# START OF DATA RECORDS

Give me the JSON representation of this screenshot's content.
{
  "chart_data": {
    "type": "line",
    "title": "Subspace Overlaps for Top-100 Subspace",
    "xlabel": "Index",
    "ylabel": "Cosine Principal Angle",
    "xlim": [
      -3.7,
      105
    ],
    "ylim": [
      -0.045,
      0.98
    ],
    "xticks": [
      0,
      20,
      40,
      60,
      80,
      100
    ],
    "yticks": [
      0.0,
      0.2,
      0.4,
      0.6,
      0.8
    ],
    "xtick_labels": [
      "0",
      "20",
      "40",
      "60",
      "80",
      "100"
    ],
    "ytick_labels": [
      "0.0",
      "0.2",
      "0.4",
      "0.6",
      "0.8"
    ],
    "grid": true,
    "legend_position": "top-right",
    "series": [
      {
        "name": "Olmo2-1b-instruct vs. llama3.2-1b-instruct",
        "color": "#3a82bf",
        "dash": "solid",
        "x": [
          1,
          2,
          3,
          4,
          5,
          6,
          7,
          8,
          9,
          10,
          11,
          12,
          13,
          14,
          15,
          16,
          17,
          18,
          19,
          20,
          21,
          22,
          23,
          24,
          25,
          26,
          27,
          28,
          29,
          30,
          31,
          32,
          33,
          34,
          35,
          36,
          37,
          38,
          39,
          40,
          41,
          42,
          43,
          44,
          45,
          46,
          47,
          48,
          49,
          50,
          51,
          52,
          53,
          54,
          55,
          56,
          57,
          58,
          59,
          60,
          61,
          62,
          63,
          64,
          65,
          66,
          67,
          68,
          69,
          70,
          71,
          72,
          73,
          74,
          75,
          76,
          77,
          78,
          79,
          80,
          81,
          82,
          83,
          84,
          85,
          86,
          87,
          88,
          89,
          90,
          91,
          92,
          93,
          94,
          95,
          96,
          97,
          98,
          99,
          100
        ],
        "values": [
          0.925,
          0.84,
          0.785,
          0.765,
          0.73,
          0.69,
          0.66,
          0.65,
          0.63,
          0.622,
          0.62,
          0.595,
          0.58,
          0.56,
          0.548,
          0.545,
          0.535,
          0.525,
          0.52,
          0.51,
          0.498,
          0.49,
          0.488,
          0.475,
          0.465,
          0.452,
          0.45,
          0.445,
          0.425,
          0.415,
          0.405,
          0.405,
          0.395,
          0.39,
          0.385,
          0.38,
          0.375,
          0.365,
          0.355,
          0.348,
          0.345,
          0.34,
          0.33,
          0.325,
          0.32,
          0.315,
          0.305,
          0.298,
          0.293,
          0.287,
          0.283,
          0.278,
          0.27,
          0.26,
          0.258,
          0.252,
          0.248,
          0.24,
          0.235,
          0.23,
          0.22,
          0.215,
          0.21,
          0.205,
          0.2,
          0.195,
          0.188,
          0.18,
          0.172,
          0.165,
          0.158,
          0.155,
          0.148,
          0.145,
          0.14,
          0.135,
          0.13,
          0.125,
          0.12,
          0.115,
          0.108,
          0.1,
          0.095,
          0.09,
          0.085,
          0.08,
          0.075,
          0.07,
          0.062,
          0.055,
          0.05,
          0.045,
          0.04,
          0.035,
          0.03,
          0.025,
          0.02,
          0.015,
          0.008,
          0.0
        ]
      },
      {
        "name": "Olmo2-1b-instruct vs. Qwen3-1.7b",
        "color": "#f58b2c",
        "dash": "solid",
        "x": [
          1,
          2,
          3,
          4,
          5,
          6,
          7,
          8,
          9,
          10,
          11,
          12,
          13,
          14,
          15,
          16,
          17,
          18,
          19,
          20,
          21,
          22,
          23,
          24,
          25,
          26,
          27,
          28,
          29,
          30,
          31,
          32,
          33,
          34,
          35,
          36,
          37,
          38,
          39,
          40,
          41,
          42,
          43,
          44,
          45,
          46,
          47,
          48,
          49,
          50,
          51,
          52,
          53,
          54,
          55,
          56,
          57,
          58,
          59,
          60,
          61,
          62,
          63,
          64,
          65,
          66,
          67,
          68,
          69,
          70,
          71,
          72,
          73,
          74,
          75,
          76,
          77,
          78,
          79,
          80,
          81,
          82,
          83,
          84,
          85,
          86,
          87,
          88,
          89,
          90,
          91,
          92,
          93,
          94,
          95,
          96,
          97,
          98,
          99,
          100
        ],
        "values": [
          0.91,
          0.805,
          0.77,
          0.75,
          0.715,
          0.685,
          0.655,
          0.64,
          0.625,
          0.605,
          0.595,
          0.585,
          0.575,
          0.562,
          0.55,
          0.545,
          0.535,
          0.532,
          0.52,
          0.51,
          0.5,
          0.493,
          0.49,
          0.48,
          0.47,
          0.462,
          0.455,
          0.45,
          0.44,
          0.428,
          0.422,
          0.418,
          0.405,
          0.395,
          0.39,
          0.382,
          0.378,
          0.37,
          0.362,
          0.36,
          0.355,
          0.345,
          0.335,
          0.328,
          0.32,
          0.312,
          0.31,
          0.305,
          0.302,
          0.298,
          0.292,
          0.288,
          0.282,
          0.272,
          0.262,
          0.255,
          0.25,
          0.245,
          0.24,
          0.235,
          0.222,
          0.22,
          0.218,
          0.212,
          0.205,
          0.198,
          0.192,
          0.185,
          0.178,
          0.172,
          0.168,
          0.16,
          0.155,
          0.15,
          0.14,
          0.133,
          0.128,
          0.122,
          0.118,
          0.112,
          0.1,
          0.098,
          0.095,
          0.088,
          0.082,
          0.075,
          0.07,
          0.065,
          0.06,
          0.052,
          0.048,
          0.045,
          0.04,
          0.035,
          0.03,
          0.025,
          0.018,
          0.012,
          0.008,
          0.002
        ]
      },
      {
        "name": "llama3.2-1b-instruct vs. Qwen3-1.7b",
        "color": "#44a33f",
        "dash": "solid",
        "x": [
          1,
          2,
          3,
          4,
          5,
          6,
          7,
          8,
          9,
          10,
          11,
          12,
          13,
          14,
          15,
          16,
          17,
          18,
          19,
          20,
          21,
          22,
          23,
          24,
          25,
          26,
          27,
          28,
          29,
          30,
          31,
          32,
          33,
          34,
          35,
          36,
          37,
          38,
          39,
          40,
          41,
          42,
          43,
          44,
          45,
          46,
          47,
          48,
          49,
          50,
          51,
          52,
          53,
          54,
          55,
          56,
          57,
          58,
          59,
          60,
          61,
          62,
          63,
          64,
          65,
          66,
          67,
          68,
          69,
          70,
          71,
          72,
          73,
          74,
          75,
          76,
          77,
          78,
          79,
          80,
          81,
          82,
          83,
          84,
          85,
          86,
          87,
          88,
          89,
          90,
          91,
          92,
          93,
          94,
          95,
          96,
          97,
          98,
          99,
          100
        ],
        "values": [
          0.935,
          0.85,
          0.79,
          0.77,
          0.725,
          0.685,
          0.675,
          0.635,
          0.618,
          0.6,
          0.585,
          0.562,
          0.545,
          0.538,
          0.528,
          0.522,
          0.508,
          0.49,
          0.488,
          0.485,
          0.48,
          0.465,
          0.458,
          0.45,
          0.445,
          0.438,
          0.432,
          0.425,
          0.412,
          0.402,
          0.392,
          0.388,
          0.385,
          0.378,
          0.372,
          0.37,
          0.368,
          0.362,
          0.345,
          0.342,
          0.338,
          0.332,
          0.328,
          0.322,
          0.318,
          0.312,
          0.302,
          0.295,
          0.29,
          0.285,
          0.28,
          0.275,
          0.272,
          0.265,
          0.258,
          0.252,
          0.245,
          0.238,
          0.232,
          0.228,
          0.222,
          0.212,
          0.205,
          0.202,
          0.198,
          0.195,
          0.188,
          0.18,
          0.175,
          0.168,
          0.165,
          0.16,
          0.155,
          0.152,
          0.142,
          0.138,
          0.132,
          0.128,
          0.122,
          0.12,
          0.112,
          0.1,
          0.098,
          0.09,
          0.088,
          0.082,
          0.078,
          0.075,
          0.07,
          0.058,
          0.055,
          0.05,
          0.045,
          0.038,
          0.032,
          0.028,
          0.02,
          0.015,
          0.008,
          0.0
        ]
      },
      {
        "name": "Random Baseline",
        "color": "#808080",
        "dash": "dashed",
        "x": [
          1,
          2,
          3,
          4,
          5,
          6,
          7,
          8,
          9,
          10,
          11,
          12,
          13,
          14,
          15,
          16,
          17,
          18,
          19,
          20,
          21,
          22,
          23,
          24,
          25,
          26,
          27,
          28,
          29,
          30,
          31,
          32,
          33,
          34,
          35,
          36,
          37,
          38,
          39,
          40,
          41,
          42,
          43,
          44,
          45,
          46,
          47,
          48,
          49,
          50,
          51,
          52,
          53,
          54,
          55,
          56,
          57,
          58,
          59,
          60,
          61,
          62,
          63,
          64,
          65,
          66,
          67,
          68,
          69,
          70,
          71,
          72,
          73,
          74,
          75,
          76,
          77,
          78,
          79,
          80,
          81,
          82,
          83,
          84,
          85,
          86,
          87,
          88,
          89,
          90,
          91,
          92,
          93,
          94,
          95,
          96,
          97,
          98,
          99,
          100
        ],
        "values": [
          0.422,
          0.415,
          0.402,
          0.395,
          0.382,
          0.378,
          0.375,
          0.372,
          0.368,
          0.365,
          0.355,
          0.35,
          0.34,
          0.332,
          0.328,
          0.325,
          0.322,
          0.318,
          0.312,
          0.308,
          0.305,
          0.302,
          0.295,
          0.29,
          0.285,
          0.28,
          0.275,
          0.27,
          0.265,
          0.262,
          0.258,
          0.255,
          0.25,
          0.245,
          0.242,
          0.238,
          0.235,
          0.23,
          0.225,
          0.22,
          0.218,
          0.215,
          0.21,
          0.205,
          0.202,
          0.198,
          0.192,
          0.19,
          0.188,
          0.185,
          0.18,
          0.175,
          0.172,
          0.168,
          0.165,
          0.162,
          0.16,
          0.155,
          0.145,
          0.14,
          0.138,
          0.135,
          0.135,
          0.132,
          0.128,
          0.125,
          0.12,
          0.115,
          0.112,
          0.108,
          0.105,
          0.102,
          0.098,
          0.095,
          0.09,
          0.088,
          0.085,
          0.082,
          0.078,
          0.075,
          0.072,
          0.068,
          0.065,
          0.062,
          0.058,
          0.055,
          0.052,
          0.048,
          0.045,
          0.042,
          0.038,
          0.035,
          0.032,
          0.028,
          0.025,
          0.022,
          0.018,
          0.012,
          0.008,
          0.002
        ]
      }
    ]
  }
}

# END OF DATA RECORDS

• DIRECTION:
Scan the listing above for the word "instruct" and copy every line that holds it.

• ANSWER FOR THE TASK:
        "name": "Olmo2-1b-instruct vs. llama3.2-1b-instruct",
        "name": "Olmo2-1b-instruct vs. Qwen3-1.7b",
        "name": "llama3.2-1b-instruct vs. Qwen3-1.7b",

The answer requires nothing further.